--- start of DATASET EXCERPTS ---
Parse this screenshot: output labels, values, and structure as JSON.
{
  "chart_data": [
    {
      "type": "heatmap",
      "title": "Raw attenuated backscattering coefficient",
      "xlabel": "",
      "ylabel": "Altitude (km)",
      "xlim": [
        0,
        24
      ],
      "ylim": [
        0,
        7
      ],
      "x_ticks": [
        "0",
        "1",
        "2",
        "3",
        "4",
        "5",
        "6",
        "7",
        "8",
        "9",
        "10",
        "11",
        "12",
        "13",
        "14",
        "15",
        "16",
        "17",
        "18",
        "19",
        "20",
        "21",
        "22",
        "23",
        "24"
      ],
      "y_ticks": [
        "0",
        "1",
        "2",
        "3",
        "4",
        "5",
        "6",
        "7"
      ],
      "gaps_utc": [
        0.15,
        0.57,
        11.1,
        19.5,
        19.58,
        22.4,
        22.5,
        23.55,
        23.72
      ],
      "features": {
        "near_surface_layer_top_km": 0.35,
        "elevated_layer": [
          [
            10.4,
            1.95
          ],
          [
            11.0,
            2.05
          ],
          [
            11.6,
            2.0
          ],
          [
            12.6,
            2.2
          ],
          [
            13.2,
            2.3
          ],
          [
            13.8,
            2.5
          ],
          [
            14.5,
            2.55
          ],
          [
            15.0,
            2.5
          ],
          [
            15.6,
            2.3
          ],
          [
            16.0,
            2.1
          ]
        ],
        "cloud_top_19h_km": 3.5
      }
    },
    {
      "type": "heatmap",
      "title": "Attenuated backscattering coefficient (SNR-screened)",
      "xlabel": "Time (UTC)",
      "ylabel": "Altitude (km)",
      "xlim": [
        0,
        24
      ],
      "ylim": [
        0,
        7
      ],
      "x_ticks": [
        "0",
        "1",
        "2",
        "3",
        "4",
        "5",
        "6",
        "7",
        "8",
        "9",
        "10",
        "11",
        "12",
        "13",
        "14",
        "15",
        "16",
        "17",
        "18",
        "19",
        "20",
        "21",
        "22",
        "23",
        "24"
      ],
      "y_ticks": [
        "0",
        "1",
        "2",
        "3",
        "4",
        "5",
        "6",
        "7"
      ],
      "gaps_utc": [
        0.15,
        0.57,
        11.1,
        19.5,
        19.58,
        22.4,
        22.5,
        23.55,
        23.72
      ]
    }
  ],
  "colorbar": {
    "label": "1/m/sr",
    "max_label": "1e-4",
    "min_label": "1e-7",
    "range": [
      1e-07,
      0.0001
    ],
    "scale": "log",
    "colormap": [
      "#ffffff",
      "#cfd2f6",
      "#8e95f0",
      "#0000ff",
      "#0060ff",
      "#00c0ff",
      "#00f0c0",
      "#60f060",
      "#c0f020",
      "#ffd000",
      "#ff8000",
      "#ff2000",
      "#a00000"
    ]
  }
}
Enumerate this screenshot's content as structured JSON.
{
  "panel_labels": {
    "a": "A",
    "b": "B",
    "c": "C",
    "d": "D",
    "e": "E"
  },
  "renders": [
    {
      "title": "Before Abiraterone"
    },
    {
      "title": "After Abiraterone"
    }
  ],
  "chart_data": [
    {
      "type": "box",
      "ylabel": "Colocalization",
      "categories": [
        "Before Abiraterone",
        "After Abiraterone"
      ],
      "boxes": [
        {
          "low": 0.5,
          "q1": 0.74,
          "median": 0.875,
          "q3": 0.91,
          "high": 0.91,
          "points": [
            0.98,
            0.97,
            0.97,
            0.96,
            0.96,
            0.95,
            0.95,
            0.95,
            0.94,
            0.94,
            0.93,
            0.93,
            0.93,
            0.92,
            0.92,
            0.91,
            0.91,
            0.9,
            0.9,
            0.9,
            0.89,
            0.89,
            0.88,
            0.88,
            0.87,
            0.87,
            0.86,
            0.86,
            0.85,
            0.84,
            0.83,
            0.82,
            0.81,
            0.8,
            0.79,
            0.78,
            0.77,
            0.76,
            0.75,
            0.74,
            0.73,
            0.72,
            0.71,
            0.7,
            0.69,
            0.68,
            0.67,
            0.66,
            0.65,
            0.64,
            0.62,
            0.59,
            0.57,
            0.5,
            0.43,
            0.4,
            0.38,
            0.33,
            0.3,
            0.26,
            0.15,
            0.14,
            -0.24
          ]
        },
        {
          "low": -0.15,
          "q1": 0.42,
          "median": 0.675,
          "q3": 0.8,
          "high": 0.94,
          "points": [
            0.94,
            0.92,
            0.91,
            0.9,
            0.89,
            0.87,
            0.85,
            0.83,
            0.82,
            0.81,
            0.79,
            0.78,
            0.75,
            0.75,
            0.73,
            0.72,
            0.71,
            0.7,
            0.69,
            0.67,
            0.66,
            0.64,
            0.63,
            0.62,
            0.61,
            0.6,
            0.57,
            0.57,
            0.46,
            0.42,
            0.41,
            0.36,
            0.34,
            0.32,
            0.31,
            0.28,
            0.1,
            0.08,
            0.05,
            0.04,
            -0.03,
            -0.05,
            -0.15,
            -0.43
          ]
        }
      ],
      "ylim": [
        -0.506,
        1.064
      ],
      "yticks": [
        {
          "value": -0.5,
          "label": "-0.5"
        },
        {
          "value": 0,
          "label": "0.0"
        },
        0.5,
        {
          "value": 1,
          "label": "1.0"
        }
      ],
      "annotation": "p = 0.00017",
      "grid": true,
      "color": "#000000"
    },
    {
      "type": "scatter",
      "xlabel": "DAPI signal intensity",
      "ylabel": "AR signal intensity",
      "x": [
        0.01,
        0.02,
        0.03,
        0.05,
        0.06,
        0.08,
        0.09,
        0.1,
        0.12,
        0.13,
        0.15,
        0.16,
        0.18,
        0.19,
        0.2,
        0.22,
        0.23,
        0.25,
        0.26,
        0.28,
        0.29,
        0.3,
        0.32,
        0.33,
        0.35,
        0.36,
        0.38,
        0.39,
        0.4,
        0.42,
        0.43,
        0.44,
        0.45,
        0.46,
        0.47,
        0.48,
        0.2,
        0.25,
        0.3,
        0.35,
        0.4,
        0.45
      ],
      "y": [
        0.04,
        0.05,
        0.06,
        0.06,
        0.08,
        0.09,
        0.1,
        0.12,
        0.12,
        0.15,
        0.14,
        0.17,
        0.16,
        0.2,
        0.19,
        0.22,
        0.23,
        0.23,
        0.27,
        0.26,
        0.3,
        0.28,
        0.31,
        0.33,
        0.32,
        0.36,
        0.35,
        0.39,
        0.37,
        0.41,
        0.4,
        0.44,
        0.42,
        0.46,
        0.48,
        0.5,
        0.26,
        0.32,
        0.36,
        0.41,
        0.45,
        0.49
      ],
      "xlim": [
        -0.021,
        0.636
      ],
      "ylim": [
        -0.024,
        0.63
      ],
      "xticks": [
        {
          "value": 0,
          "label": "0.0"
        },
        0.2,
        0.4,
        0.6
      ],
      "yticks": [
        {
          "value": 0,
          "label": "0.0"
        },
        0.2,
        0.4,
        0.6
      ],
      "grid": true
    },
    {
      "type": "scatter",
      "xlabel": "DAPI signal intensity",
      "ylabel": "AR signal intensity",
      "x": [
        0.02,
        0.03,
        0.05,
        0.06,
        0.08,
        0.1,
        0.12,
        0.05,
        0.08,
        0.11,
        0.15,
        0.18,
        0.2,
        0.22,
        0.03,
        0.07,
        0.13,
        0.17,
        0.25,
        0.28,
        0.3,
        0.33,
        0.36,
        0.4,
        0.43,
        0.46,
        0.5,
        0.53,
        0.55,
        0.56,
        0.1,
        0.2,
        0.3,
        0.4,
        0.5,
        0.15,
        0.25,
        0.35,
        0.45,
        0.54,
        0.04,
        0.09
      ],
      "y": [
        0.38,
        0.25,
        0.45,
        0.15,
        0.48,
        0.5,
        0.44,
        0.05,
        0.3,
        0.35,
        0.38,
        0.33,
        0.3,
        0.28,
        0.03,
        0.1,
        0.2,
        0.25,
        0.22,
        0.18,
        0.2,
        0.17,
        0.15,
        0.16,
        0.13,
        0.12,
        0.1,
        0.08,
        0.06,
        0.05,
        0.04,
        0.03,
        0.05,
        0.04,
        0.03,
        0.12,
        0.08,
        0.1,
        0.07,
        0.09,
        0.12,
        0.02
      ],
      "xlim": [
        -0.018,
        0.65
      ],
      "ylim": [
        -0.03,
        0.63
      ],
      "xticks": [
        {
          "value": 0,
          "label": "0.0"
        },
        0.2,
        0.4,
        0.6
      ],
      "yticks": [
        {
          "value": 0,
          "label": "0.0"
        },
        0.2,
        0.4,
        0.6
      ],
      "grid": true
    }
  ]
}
--- end of DATASET EXCERPTS ---
WORK TO DO.
Each line above that holds the string "this" should be copied and shown.

RESULT.
Parse this screenshot: output labels, values, and structure as JSON.
Enumerate this screenshot's content as structured JSON.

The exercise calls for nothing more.